§ **抜粋本文**:

▬▬▬▬▬▬▬▬▬▬

上白石萌音、深津絵里、川栄李奈のトリプルヒロインの朝ドラ新作『カムカムエヴリバディ』!『ちりとてちん』『平清盛』過去のNHKドラマとの共通点はあの人だ!?
①『ちりとてちん』までの道のり
2007年秋から2008年の冬にかけての朝ドラ『ちりとてちん』にたどり着く前に、藤本有紀はどんなドラマを手がけていたのだろう?
ドラマの脚本家になる前は、6人組のアカペラ劇団カクスコ(1987~2002年主宰中村育二)等の小劇団の脚本を書いて、フジテレビ『鬼の棲家』(1999年1月~3月)からデビューしている。
このドラマは、『ラブ・ジェネレーション』(2001年4月~6月)である。
この2作品のドラマには、劇団カクスコのメンバーが出ていて、座付き作家のような役割をしていた過去がうかがえる。
別のマンガの実写化ドラマの企画がなくなり、急いで3人体制で脚本家が3月分を書いた作品がある。
TBSの金曜22時の大ヒットドラマ『花より男子』(2005年10月~12月。1・5・7話担当)である。
ちなみに他の脚本家とは、2話のみ高橋ナツコ、3・4・8・9(最終回)話担当がサケタミキオ名義時代の宅間孝行(1970年7月17日生れ)である。
※ちなみに『花より男子2』(2007年1月~3月)では、全話サタケミキオである
これが『ちりとてちん』と繋がる。

▬▬▬▬▬▬▬▬▬▬

§ **学習課題**:
1) 藤本有紀の脚本歴を述べた文章を読み、次の問いに答えなさい。
(a) ドラマの脚本家になる前、藤本有紀はどのような脚本を書いていたか。
(b) 藤本有紀がデビューしたドラマは何か。
(c) 『花より男子』(2005年10月~12月)で、藤本有紀は何話を担当したか。
2) 藤本有紀の脚本歴を述べた文章の続きを、最後の文の後から書きなさい。

§ **抽出資料**:
▬▬▬▬▬▬▬▬▬▬

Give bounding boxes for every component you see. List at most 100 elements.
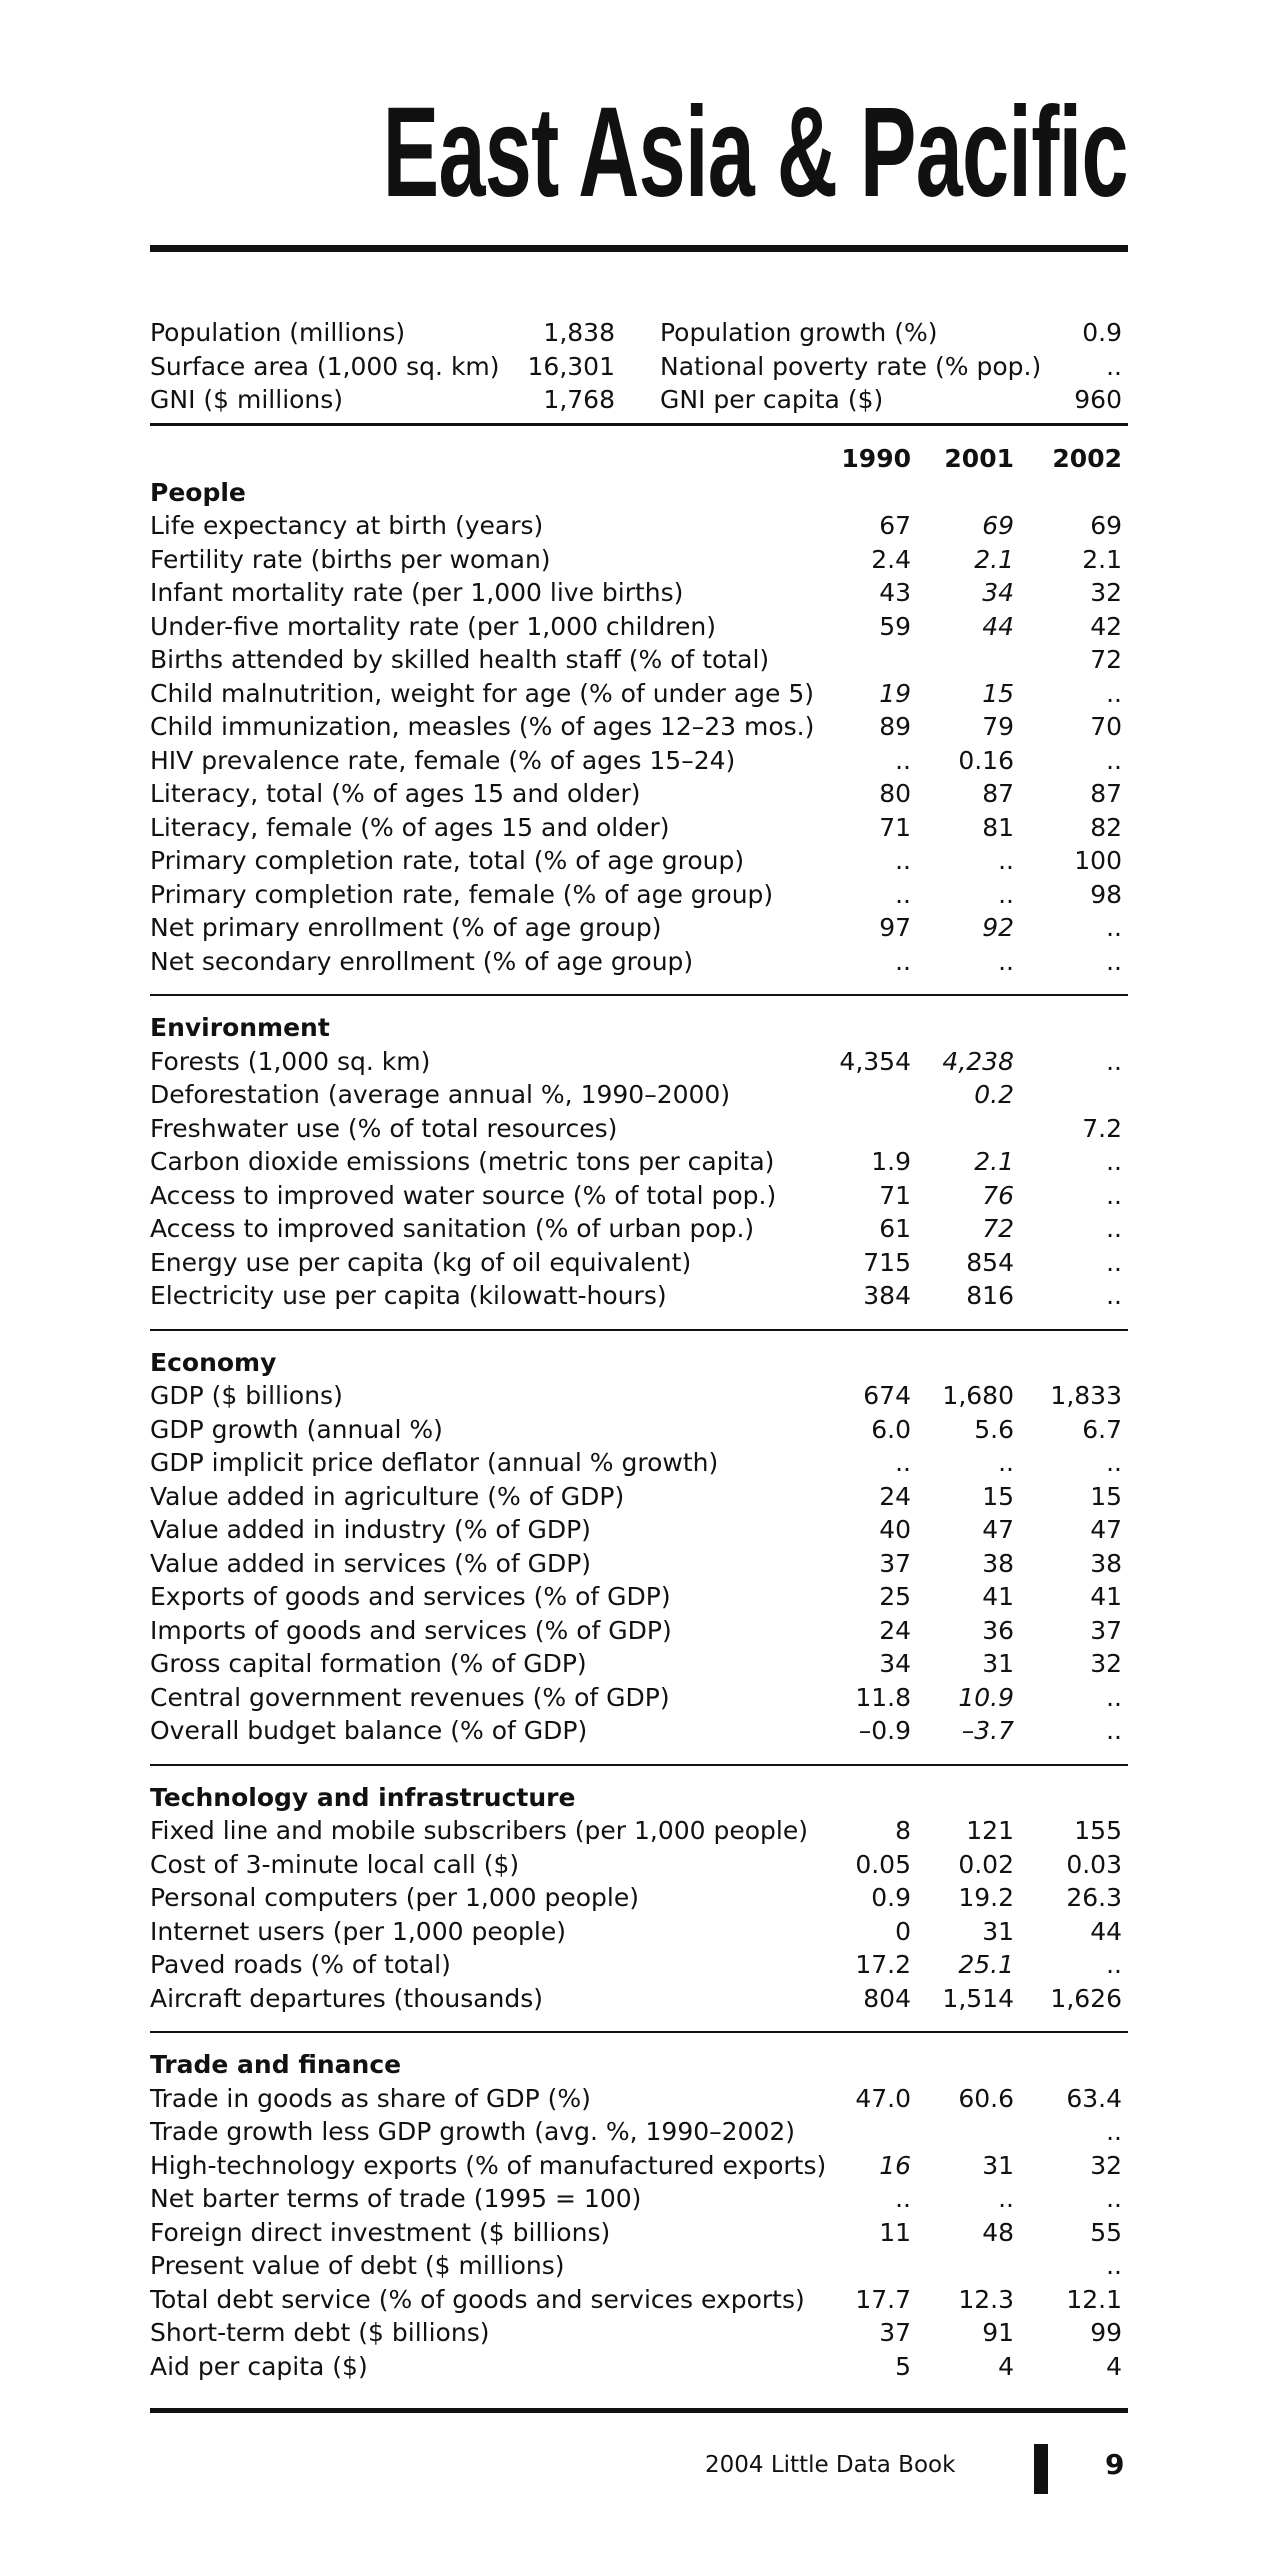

▬▬▬▬▬▬▬▬▬▬

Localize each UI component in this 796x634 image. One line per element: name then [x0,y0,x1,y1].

▬▬▬▬▬▬▬▬▬▬

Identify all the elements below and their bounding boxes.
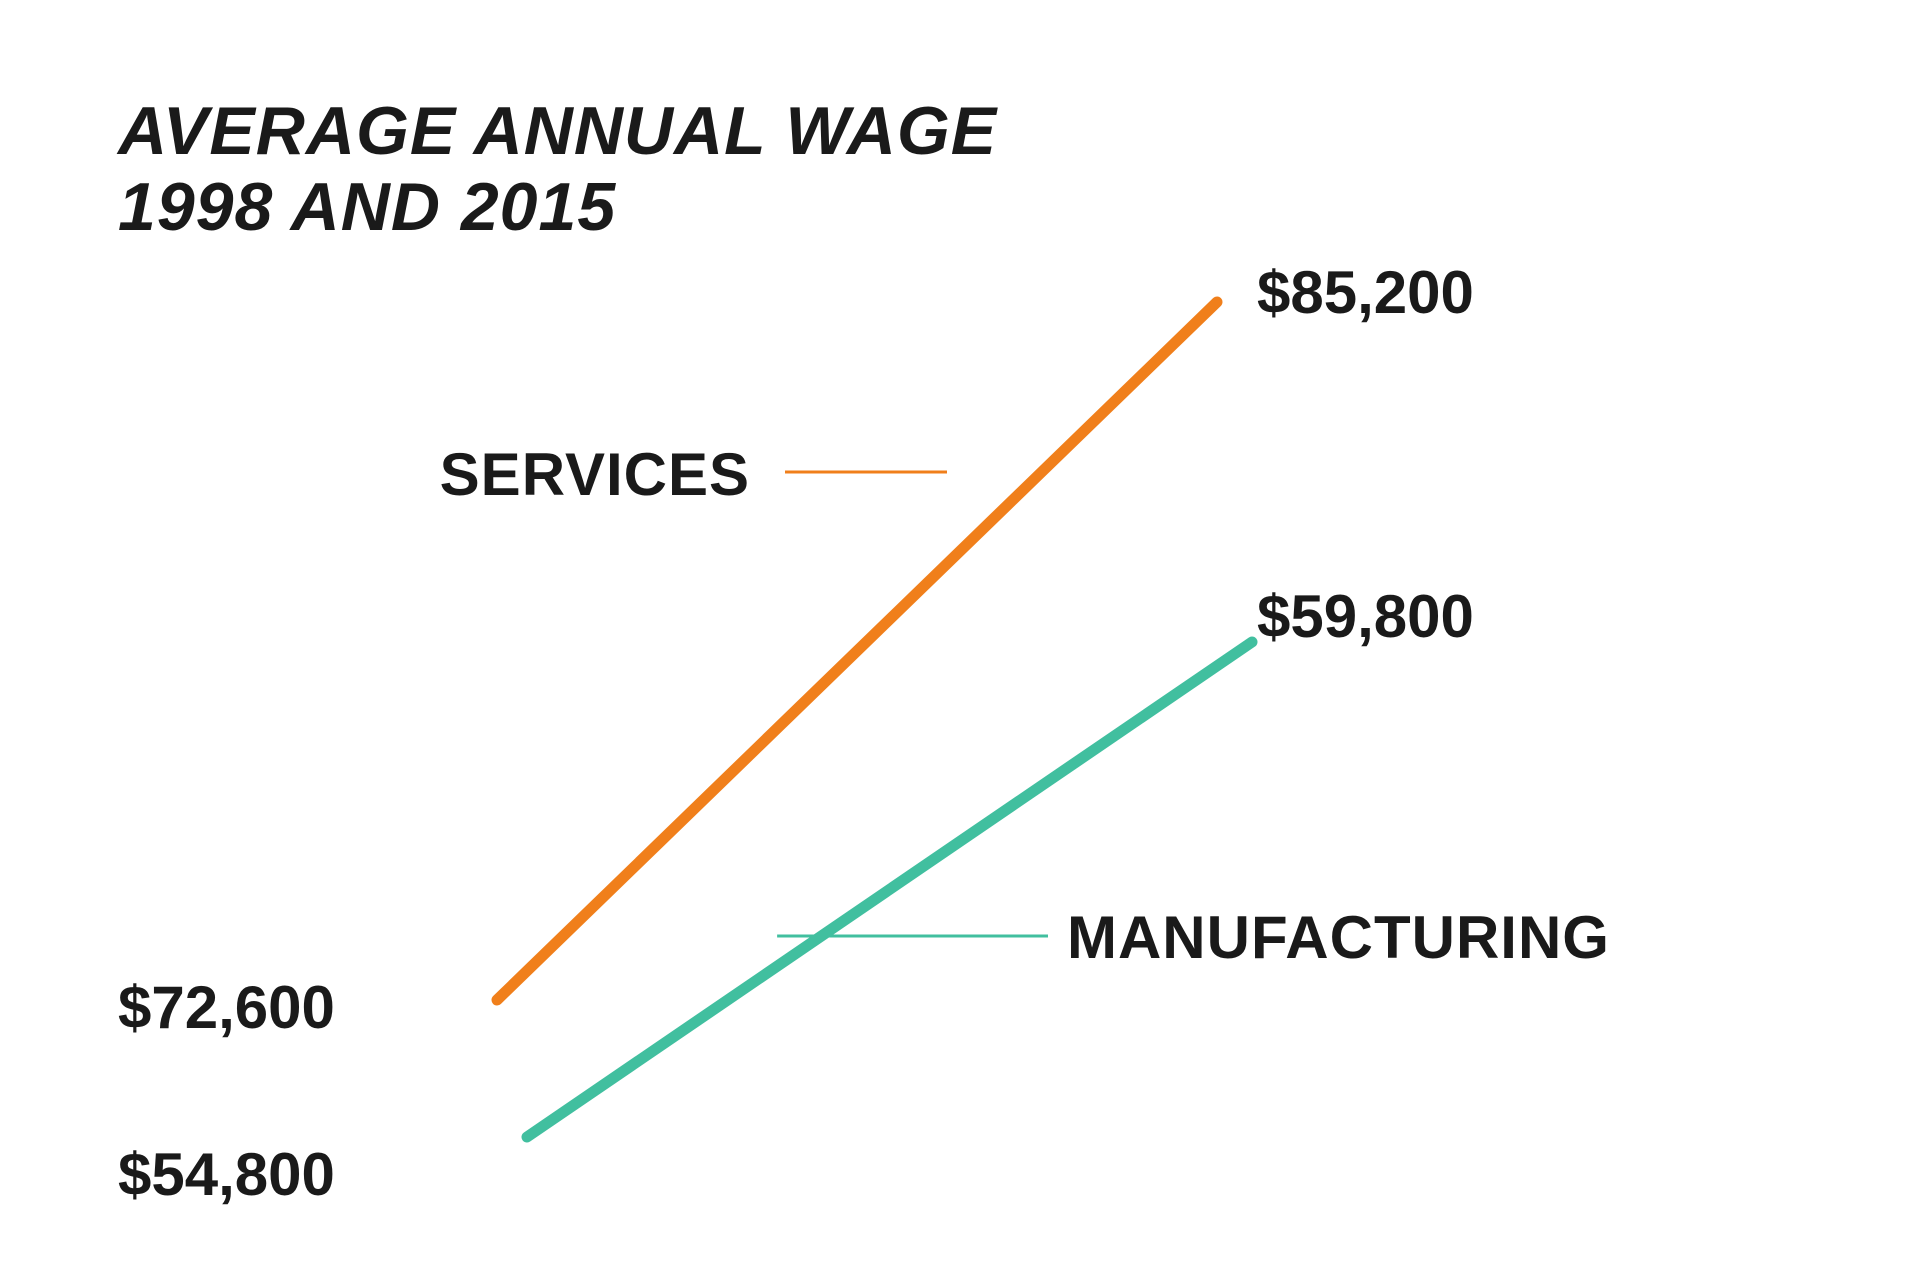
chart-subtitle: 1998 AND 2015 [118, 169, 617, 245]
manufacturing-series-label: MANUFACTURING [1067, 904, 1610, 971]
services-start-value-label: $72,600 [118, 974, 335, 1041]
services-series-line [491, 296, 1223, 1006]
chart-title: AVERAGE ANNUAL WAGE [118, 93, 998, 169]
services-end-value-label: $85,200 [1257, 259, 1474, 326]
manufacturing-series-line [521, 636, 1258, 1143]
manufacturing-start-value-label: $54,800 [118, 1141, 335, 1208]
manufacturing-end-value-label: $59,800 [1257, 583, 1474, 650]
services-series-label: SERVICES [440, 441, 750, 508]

▬▬▬▬▬▬▬▬▬▬

§ **記述解答**:
1)
(a) 6人組のアカペラ劇団カクスコなどの小劇団の脚本を書いていた。
(b) フジテレビの『鬼の棲家』(1999年1月~3月)である。
(c) 1話、5話、7話を担当した。

2)
設定の共通点が2つある。
①『花より男子』のヒロイン・牧野つくし(井上真央)と、『ちりとてちん』のヒロイン・和田喜代美(貫地谷しほり)は性格は全く違うが、地味目のヒロインである。
②牧野つくしが名門高校に入って対峙するスクールカースト上位の4人組F4に出逢う。
その内の道明寺司(松本潤)と恋に落ちるが、密かに花沢類(小栗旬)にも惚れられる。
『ちりとてちん』では和田喜代美は、入門した徒然亭一門の4人の兄弟子が登場する。
その家の一人、草々(青木崇高)と恋に落ちるが、一門の師匠・徒然亭草若(渡瀬恒彦)の息子、兄弟子の小草若(茂山宗彦)にも惚れられていた。
(『ちりとてちん』より。高座に上がって落語をしている高座名・徒然亭若狭こと和田喜代美 イラストby龍女)
(緊張している一番弟子の徒然亭草原。演じる桂吉弥は、メインキャストで唯一の本職の落語家。 イラストby龍女)
(何か企んでいる表情にしかみえない徒然亭四草。加藤虎ノ介が演じる。 イラストby龍女)
(落語バカの徒然亭草々。 イラストby龍女)
(見台の前で高座に上がる徒然亭草若。 イラストby龍女)
(持ちギャクのポーズをしている徒然亭小草若。 イラストby龍女)
俳優での繋がり
①藤本有紀担当の回に登場しないが、『花より男子2』に登場する西門総二郎の初恋の相手・日向更役が貫地谷しほり。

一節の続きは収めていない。